Problem statement:
Of the lines in the records that follow, how many include the word "body"? Answer with a bare number.

Task material:
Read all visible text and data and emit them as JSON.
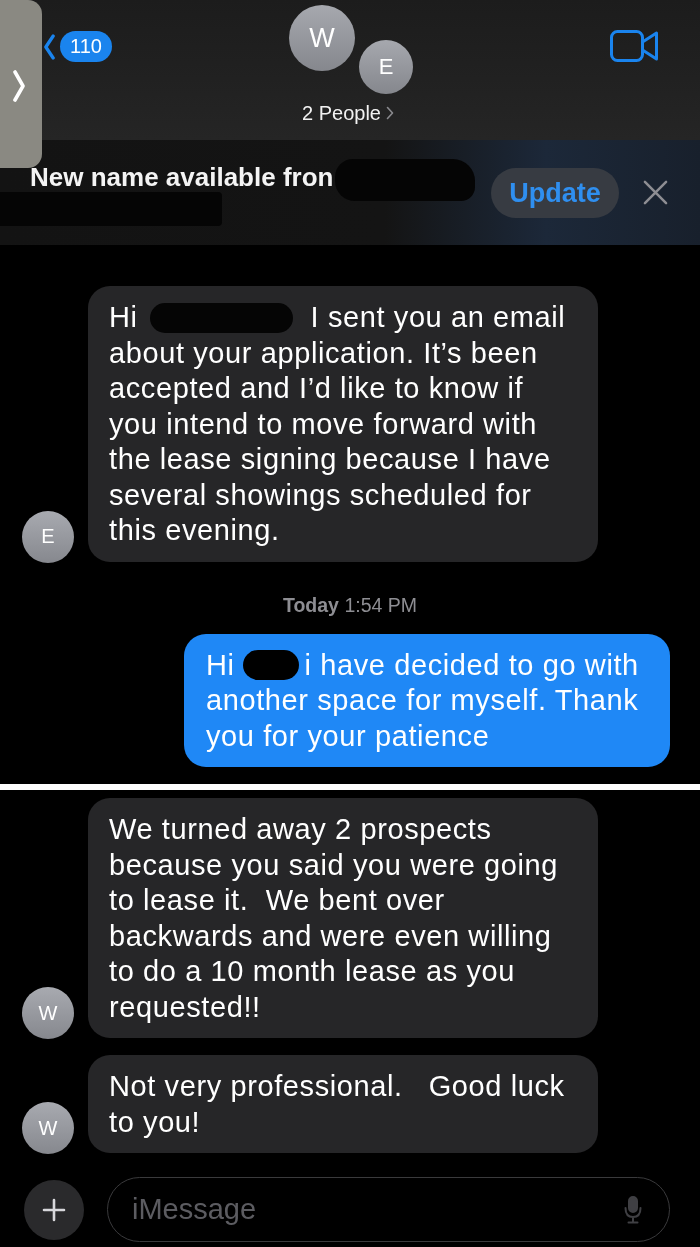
{
  "header": {
    "back_badge": "110",
    "avatars": [
      {
        "initial": "W"
      },
      {
        "initial": "E"
      }
    ],
    "group_label": "2 People"
  },
  "banner": {
    "lines": [
      {
        "parts": [
          {
            "kind": "text",
            "text": "New name available fron"
          },
          {
            "kind": "redaction"
          }
        ]
      },
      {
        "parts": [
          {
            "kind": "redaction"
          }
        ]
      }
    ],
    "button": "Update"
  },
  "messages": [
    {
      "kind": "received",
      "avatar": "E",
      "lead": [
        {
          "kind": "text",
          "text": "Hi"
        },
        {
          "kind": "redaction"
        },
        {
          "kind": "text",
          "text": "I sent you an email"
        }
      ],
      "body": "about your application. It’s been accepted and I’d like to know if you intend to move forward with the lease signing because I have several showings scheduled for this evening."
    },
    {
      "kind": "timestamp",
      "text": "**Today** 1:54 PM"
    },
    {
      "kind": "sent",
      "lead": [
        {
          "kind": "text",
          "text": "Hi"
        },
        {
          "kind": "redaction"
        },
        {
          "kind": "text",
          "text": "i have decided to go with"
        }
      ],
      "body": "another space for myself. Thank you for your patience"
    },
    {
      "kind": "divider"
    },
    {
      "kind": "received",
      "avatar": "W",
      "body": "We turned away 2 prospects because you said you were going to lease it.  We bent over backwards and were even willing to do a 10 month lease as you requested!!"
    },
    {
      "kind": "received",
      "avatar": "W",
      "body": "Not very professional.   Good luck to you!"
    }
  ],
  "composer": {
    "placeholder": "iMessage"
  }
}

Exercise answer:
4